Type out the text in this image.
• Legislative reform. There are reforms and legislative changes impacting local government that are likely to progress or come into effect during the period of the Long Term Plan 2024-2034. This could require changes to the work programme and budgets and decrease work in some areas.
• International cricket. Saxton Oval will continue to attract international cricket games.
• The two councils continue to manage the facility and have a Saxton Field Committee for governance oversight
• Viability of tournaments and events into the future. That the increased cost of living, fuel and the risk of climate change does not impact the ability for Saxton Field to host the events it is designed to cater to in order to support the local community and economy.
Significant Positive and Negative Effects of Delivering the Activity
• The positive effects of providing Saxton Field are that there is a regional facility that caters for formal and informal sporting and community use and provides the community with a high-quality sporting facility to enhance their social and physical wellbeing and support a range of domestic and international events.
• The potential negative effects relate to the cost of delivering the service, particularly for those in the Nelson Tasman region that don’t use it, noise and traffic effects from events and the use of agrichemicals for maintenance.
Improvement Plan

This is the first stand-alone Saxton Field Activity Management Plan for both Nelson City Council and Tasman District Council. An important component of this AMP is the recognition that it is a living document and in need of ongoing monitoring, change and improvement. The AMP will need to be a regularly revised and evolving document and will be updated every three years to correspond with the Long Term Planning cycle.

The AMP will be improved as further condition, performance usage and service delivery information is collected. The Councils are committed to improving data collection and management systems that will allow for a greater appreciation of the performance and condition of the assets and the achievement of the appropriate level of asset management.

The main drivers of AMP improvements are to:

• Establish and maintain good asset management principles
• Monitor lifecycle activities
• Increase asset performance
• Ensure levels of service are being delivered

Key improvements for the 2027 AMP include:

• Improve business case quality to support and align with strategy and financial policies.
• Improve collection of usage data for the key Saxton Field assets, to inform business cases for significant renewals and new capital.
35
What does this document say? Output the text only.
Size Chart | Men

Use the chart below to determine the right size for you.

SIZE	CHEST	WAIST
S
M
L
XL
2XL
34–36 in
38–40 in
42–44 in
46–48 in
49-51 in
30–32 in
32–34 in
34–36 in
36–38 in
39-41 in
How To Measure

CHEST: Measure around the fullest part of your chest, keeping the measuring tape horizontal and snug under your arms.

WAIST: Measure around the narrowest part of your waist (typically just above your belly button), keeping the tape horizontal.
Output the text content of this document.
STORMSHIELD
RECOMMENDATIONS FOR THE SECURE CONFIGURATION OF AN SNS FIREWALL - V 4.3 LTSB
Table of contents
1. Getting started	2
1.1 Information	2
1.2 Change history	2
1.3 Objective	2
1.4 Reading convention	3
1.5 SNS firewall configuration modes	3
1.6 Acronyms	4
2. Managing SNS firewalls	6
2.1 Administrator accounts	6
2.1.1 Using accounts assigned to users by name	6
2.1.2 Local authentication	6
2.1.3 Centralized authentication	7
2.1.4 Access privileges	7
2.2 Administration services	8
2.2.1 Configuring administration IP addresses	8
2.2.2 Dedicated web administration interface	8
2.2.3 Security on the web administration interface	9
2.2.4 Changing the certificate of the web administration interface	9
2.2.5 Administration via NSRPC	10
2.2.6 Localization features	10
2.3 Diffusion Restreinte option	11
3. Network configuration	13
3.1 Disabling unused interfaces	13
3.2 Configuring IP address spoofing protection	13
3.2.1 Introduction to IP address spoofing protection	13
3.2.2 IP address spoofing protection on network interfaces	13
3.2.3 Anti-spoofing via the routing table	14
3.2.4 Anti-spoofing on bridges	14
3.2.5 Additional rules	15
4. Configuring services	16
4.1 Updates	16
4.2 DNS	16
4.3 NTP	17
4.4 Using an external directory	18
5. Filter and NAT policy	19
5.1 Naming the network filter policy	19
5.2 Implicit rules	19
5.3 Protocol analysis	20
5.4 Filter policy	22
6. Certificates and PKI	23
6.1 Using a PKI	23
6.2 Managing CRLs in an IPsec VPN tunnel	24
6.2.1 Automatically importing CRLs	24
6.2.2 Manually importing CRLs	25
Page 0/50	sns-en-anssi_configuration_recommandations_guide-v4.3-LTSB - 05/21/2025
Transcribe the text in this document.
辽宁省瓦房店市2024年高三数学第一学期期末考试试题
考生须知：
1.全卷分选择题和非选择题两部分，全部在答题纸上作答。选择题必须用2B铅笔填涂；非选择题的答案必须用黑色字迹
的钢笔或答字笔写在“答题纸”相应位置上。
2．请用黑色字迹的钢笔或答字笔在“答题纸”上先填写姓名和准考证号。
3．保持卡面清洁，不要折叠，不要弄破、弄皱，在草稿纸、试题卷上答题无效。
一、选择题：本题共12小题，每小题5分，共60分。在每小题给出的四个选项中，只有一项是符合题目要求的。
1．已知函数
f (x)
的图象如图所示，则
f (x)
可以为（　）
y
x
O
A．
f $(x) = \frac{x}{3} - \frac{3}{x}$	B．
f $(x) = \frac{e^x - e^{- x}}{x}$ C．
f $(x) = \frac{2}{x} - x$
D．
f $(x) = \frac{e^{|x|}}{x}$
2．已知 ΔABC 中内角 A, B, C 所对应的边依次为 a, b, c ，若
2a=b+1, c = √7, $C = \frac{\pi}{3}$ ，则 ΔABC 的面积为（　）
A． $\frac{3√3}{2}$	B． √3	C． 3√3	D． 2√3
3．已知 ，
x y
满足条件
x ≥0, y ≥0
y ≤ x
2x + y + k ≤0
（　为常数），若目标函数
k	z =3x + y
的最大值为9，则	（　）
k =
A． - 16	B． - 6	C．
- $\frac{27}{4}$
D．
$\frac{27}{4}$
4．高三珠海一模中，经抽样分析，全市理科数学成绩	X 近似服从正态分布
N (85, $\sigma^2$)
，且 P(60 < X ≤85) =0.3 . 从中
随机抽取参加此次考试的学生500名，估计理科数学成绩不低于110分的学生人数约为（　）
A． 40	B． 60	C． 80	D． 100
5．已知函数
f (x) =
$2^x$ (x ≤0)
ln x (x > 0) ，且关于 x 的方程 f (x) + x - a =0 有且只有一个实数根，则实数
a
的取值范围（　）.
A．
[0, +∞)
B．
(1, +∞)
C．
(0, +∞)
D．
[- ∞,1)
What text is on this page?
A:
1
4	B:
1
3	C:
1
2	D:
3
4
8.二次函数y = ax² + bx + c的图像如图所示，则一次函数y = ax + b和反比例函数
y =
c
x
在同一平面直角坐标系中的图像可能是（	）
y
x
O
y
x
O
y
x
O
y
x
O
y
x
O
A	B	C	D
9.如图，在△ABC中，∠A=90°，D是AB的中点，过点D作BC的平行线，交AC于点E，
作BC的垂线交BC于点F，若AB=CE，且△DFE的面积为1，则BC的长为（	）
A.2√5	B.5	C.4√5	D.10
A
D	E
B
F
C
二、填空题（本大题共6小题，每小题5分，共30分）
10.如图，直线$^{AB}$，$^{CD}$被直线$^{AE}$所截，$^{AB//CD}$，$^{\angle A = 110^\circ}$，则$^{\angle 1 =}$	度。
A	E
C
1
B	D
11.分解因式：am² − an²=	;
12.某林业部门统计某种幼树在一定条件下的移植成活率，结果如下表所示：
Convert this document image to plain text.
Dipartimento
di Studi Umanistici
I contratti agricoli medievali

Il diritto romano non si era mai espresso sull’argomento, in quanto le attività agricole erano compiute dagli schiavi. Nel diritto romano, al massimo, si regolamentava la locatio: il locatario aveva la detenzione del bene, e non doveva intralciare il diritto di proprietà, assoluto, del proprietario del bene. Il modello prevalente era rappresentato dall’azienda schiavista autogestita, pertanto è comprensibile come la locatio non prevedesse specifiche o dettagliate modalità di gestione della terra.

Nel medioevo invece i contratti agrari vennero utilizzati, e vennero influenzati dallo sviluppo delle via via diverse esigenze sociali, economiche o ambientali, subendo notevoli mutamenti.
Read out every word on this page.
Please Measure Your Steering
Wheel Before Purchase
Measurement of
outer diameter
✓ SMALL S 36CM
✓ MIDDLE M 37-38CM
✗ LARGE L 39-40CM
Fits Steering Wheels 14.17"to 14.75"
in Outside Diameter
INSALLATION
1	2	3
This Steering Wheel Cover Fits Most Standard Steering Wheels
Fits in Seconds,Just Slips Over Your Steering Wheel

···

◆ PROBLEM REQUIREMENTS ◆
Copy each line of the entries that includes the word "frac".

◆ COMPLETED EXERCISE ◆
f $(x) = \frac{x}{3} - \frac{3}{x}$	B．
f $(x) = \frac{e^x - e^{- x}}{x}$ C．
f $(x) = \frac{2}{x} - x$
f $(x) = \frac{e^{|x|}}{x}$
2a=b+1, c = √7, $C = \frac{\pi}{3}$ ，则 ΔABC 的面积为（　）
A． $\frac{3√3}{2}$	B． √3	C． 3√3	D． 2√3
- $\frac{27}{4}$
$\frac{27}{4}$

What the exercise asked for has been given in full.